— AIM OF THE EXERCISE —
Answer these questions using the news text below, giving each answer on its own line marked like its question.
(a) How far away was the ranger whose message R.B. Adams received in 1919?
(b) Which newspaper is quoted describing the lonely forest patrol men?
(c) What position did Lillian Bergland hold at the Granite Building?

— TEXT SEGMENT —

Radio was beginning to transform many facets of life – even the work of the region’s forest rangers.

R.B. Adams, “the inventor of forestry wireless,” came to Spokane to tell the story of how radio would soon be used to report fires throughout North Idaho and Montana.

The story began in 1919 when Adams was in a tent in the Bitterroots with the receiver set he had invented. For the first time, he successfully received a message from a ranger 12 miles away.

Now, the Forest Service was making efforts to install sets in remote areas throughout the region’s forests.

“Mr. Adams is thinking of the lonely forest patrol men, 50 or 100 miles from the closest neighbor, who is getting his evening entertainment from the Fremont Hotel in San Francisco through his radio set and of the fortunes being saved in the Inland Empire forests by the prompt and never-ending reports of small fires made through the radio,” the Spokane Daily Chronicle wrote.

From the justice beat: The findings of the unofficial citizen’s committee, looking into possible witness tampering in the Maurice P. Codd murder case, could possibly end up before a grand jury.

Prosecutors, still stung by Codd’s acquittal, said they would consider such a course. Prosecutors said a number of affidavits had also been filed relating to this issue since the close of the trial – although the contents of those affidavits had not yet been disclosed.

Lillian Bergland, landlady of the Granite Building where the Codd incident took place, said that the reputation of her hotel had been seriously damaged by innuendoes raised during the trial. She said she would welcome a grand jury probe.

“I believe the truth will be brought out there, and my hotel and myself given a clean and just bill of health,” Bergland said.

— SUPPLIED DATA —
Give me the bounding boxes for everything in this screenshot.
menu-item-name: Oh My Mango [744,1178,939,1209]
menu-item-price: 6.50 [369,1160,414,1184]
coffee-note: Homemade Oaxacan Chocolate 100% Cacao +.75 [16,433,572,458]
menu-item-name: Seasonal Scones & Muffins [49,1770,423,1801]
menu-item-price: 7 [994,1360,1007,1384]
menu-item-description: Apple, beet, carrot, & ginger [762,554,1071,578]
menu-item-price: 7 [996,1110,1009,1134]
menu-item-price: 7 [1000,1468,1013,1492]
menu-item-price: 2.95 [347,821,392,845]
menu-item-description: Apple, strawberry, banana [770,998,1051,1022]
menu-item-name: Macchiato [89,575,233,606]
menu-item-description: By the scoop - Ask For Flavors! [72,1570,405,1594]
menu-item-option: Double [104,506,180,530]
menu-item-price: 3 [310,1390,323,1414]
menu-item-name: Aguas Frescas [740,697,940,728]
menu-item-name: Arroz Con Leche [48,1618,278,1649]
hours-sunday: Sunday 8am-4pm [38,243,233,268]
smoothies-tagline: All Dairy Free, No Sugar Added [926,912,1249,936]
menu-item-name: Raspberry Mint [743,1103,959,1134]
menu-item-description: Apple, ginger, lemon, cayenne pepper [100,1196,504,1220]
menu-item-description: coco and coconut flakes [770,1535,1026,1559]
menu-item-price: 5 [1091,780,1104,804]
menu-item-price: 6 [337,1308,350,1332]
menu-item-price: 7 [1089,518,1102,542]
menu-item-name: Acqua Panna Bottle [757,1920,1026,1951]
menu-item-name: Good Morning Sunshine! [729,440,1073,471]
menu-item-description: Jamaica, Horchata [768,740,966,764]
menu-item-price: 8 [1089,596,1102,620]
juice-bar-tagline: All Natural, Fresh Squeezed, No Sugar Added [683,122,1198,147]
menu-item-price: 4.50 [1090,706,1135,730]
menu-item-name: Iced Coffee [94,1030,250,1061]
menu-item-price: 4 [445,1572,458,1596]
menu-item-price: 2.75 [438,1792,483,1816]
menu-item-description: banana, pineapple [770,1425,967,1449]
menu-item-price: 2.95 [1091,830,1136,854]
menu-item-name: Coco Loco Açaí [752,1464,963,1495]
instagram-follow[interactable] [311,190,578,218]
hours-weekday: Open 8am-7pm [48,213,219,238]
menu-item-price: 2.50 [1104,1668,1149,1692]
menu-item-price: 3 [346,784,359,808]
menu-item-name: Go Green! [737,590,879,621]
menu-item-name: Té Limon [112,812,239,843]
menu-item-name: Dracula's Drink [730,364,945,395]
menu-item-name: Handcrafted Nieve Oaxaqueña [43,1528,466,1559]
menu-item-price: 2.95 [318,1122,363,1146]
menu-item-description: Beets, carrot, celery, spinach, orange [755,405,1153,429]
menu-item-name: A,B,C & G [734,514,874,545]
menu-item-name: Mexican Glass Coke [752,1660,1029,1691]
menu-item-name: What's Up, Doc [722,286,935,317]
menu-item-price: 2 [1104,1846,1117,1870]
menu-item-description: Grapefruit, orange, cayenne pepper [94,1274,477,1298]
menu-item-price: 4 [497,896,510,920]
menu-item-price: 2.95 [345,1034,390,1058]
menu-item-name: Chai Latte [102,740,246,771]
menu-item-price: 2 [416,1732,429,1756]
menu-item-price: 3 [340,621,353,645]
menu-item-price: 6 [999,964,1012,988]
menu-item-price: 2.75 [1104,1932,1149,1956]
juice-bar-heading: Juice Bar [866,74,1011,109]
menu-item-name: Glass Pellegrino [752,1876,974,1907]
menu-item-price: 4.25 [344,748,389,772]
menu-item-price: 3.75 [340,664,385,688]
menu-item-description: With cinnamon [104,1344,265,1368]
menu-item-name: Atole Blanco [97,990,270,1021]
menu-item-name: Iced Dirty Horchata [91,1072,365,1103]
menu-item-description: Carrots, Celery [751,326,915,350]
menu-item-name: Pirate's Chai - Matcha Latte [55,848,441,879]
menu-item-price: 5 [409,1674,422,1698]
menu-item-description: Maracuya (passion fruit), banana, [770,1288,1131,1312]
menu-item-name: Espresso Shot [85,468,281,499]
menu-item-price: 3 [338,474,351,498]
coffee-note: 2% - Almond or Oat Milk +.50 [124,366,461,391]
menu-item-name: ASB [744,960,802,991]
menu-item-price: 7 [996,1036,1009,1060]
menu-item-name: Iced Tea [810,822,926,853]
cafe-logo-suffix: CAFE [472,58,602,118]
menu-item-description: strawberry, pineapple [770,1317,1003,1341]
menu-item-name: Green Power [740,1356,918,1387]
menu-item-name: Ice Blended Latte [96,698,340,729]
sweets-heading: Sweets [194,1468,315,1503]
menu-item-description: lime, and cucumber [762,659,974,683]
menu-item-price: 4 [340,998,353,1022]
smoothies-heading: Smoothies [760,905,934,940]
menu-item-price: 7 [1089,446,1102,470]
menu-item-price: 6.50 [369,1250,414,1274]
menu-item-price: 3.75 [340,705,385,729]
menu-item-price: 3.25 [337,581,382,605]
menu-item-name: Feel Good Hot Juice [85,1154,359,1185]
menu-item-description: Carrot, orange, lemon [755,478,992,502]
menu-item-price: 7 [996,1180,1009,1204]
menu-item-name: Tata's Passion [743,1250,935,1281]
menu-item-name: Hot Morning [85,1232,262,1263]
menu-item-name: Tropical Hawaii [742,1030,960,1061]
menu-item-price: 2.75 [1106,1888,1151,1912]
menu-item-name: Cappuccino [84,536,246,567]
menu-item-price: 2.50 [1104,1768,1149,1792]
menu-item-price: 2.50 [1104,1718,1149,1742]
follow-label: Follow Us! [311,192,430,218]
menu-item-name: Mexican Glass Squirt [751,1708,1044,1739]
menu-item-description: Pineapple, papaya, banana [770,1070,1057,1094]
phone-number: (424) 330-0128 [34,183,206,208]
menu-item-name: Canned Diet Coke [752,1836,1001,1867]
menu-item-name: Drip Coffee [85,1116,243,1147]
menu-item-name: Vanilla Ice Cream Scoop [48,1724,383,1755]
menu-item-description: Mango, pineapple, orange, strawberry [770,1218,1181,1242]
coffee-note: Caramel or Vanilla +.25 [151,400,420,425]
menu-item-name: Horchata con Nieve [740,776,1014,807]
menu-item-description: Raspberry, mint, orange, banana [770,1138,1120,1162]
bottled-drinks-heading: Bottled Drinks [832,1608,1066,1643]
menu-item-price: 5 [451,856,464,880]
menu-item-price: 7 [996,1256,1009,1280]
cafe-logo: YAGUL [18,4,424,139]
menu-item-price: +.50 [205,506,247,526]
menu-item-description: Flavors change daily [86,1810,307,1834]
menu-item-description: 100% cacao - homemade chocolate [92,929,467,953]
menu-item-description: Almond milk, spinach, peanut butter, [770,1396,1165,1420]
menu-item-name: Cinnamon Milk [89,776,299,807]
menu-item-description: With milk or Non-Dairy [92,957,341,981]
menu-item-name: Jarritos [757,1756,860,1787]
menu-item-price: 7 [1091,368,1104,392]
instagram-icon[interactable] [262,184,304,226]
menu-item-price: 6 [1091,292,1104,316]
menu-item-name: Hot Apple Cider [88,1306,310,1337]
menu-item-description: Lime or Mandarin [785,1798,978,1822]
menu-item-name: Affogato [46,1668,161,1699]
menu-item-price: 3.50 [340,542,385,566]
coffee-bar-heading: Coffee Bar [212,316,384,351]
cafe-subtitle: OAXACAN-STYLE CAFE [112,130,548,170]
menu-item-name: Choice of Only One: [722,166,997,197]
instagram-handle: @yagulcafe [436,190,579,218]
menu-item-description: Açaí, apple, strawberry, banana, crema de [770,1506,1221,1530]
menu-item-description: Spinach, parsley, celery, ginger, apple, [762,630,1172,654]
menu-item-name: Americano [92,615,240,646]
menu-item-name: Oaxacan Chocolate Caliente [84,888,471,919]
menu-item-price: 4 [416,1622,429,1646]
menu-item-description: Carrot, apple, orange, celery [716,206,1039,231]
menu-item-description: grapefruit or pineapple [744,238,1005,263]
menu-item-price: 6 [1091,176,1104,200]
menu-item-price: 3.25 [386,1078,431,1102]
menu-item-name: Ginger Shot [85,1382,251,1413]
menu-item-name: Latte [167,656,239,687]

— OUTPUT —
(a) 12 miles
(b) The Spokane Daily Chronicle
(c) She was its landlady.